## What is required
Return all lines where the word "социальных" can be found.

--- Start ---

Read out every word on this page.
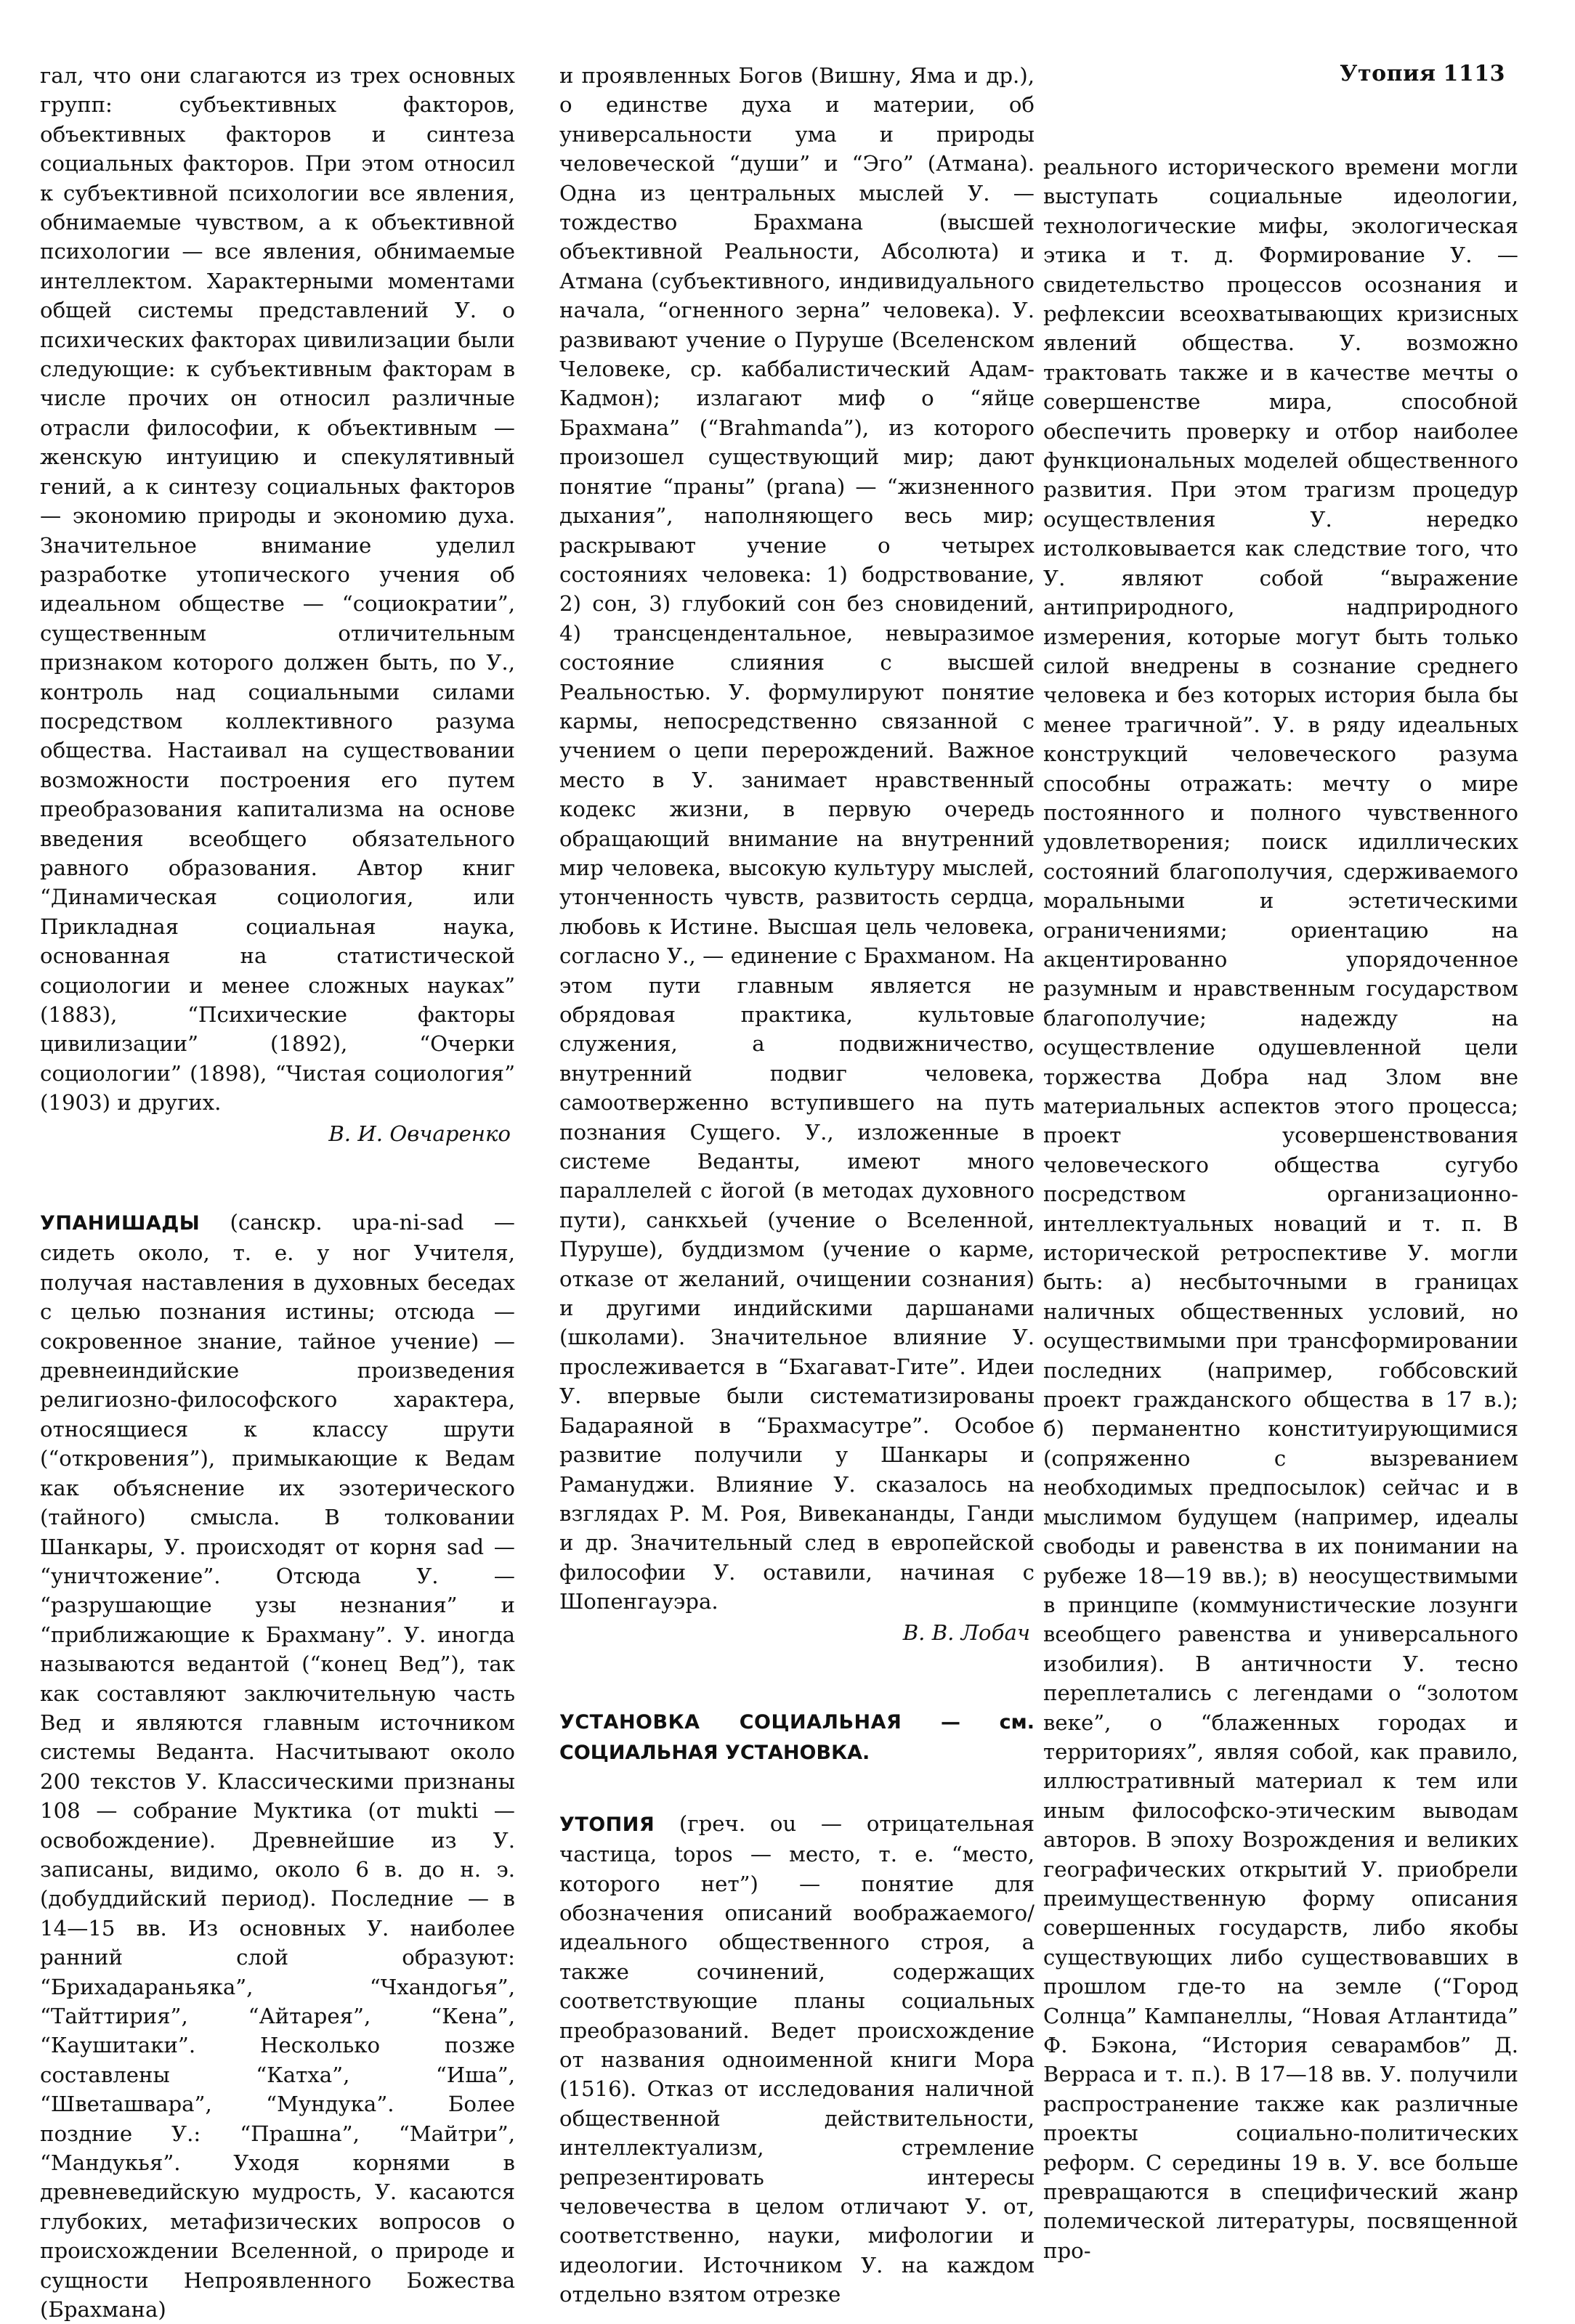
Утопия 1113

гал, что они слагаются из трех основных групп: субъективных факторов, объективных факторов и синтеза социальных факторов. При этом относил к субъективной психологии все явления, обнимаемые чувством, а к объективной психологии — все явления, обнимаемые интеллектом. Характерными моментами общей системы представлений У. о психических факторах цивилизации были следующие: к субъективным факторам в числе прочих он относил различные отрасли философии, к объективным — женскую интуицию и спекулятивный гений, а к синтезу социальных факторов — экономию природы и экономию духа. Значительное внимание уделил разработке утопического учения об идеальном обществе — “социократии”, существенным отличительным признаком которого должен быть, по У., контроль над социальными силами посредством коллективного разума общества. Настаивал на существовании возможности построения его путем преобразования капитализма на основе введения всеобщего обязательного равного образования. Автор книг “Динамическая социология, или Прикладная социальная наука, основанная на статистической социологии и менее сложных науках” (1883), “Психические факторы цивилизации” (1892), “Очерки социологии” (1898), “Чистая социология” (1903) и других.

В. И. Овчаренко

УПАНИШАДЫ (санскр. upa-ni-sad — сидеть около, т. е. у ног Учителя, получая наставления в духовных беседах с целью познания истины; отсюда — сокровенное знание, тайное учение) — древнеиндийские произведения религиозно-философского характера, относящиеся к классу шрути (“откровения”), примыкающие к Ведам как объяснение их эзотерического (тайного) смысла. В толковании Шанкары, У. происходят от корня sad — “уничтожение”. Отсюда У. — “разрушающие узы незнания” и “приближающие к Брахману”. У. иногда называются ведантой (“конец Вед”), так как составляют заключительную часть Вед и являются главным источником системы Веданта. Насчитывают около 200 текстов У. Классическими признаны 108 — собрание Муктика (от mukti — освобождение). Древнейшие из У. записаны, видимо, около 6 в. до н. э. (добуддийский период). Последние — в 14—15 вв. Из основных У. наиболее ранний слой образуют: “Брихадараньяка”, “Чхандогья”, “Тайттирия”, “Айтарея”, “Кена”, “Каушитаки”. Несколько позже составлены “Катха”, “Иша”, “Шветашвара”, “Мундука”. Более поздние У.: “Прашна”, “Майтри”, “Мандукья”. Уходя корнями в древневедийскую мудрость, У. касаются глубоких, метафизических вопросов о происхождении Вселенной, о природе и сущности Непроявленного Божества (Брахмана)

и проявленных Богов (Вишну, Яма и др.), о единстве духа и материи, об универсальности ума и природы человеческой “души” и “Эго” (Атмана). Одна из центральных мыслей У. — тождество Брахмана (высшей объективной Реальности, Абсолюта) и Атмана (субъективного, индивидуального начала, “огненного зерна” человека). У. развивают учение о Пуруше (Вселенском Человеке, ср. каббалистический Адам-Кадмон); излагают миф о “яйце Брахмана” (“Brahmanda”), из которого произошел существующий мир; дают понятие “праны” (prana) — “жизненного дыхания”, наполняющего весь мир; раскрывают учение о четырех состояниях человека: 1) бодрствование, 2) сон, 3) глубокий сон без сновидений, 4) трансцендентальное, невыразимое состояние слияния с высшей Реальностью. У. формулируют понятие кармы, непосредственно связанной с учением о цепи перерождений. Важное место в У. занимает нравственный кодекс жизни, в первую очередь обращающий внимание на внутренний мир человека, высокую культуру мыслей, утонченность чувств, развитость сердца, любовь к Истине. Высшая цель человека, согласно У., — единение с Брахманом. На этом пути главным является не обрядовая практика, культовые служения, а подвижничество, внутренний подвиг человека, самоотверженно вступившего на путь познания Сущего. У., изложенные в системе Веданты, имеют много параллелей с йогой (в методах духовного пути), санкхьей (учение о Вселенной, Пуруше), буддизмом (учение о карме, отказе от желаний, очищении сознания) и другими индийскими даршанами (школами). Значительное влияние У. прослеживается в “Бхагават-Гите”. Идеи У. впервые были систематизированы Бадараяной в “Брахмасутре”. Особое развитие получили у Шанкары и Рамануджи. Влияние У. сказалось на взглядах Р. М. Роя, Вивекананды, Ганди и др. Значительный след в европейской философии У. оставили, начиная с Шопенгауэра.

В. В. Лобач

УСТАНОВКА СОЦИАЛЬНАЯ — см. СОЦИАЛЬНАЯ УСТАНОВКА.

УТОПИЯ (греч. ou — отрицательная частица, topos — место, т. е. “место, которого нет”) — понятие для обозначения описаний воображаемого/идеального общественного строя, а также сочинений, содержащих соответствующие планы социальных преобразований. Ведет происхождение от названия одноименной книги Мора (1516). Отказ от исследования наличной общественной действительности, интеллектуализм, стремление репрезентировать интересы человечества в целом отличают У. от, соответственно, науки, мифологии и идеологии. Источником У. на каждом отдельно взятом отрезке

реального исторического времени могли выступать социальные идеологии, технологические мифы, экологическая этика и т. д. Формирование У. — свидетельство процессов осознания и рефлексии всеохватывающих кризисных явлений общества. У. возможно трактовать также и в качестве мечты о совершенстве мира, способной обеспечить проверку и отбор наиболее функциональных моделей общественного развития. При этом трагизм процедур осуществления У. нередко истолковывается как следствие того, что У. являют собой “выражение антиприродного, надприродного измерения, которые могут быть только силой внедрены в сознание среднего человека и без которых история была бы менее трагичной”. У. в ряду идеальных конструкций человеческого разума способны отражать: мечту о мире постоянного и полного чувственного удовлетворения; поиск идиллических состояний благополучия, сдерживаемого моральными и эстетическими ограничениями; ориентацию на акцентированно упорядоченное разумным и нравственным государством благополучие; надежду на осуществление одушевленной цели торжества Добра над Злом вне материальных аспектов этого процесса; проект усовершенствования человеческого общества сугубо посредством организационно-интеллектуальных новаций и т. п. В исторической ретроспективе У. могли быть: а) несбыточными в границах наличных общественных условий, но осуществимыми при трансформировании последних (например, гоббсовский проект гражданского общества в 17 в.); б) перманентно конституирующимися (сопряженно с вызреванием необходимых предпосылок) сейчас и в мыслимом будущем (например, идеалы свободы и равенства в их понимании на рубеже 18—19 вв.); в) неосуществимыми в принципе (коммунистические лозунги всеобщего равенства и универсального изобилия). В античности У. тесно переплетались с легендами о “золотом веке”, о “блаженных городах и территориях”, являя собой, как правило, иллюстративный материал к тем или иным философско-этическим выводам авторов. В эпоху Возрождения и великих географических открытий У. приобрели преимущественную форму описания совершенных государств, либо якобы существующих либо существовавших в прошлом где-то на земле (“Город Солнца” Кампанеллы, “Новая Атлантида” Ф. Бэкона, “История севарамбов” Д. Верраса и т. п.). В 17—18 вв. У. получили распространение также как различные проекты социально-политических реформ. С середины 19 в. У. все больше превращаются в специфический жанр полемической литературы, посвященной про-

--- End ---

## Response to the task
гал, что они слагаются из трех основных групп: субъективных факторов, объективных факторов и синтеза социальных факторов. При этом относил к субъективной психологии все явления, обнимаемые чувством, а к объективной психологии — все явления, обнимаемые интеллектом. Характерными моментами общей системы представлений У. о психических факторах цивилизации были следующие: к субъективным факторам в числе прочих он относил различные отрасли философии, к объективным — женскую интуицию и спекулятивный гений, а к синтезу социальных факторов — экономию природы и экономию духа. Значительное внимание уделил разработке утопического учения об идеальном обществе — “социократии”, существенным отличительным признаком которого должен быть, по У., контроль над социальными силами посредством коллективного разума общества. Настаивал на существовании возможности построения его путем преобразования капитализма на основе введения всеобщего обязательного равного образования. Автор книг “Динамическая социология, или Прикладная социальная наука, основанная на статистической социологии и менее сложных науках” (1883), “Психические факторы цивилизации” (1892), “Очерки социологии” (1898), “Чистая социология” (1903) и других.
УТОПИЯ (греч. ou — отрицательная частица, topos — место, т. е. “место, которого нет”) — понятие для обозначения описаний воображаемого/идеального общественного строя, а также сочинений, содержащих соответствующие планы социальных преобразований. Ведет происхождение от названия одноименной книги Мора (1516). Отказ от исследования наличной общественной действительности, интеллектуализм, стремление репрезентировать интересы человечества в целом отличают У. от, соответственно, науки, мифологии и идеологии. Источником У. на каждом отдельно взятом отрезке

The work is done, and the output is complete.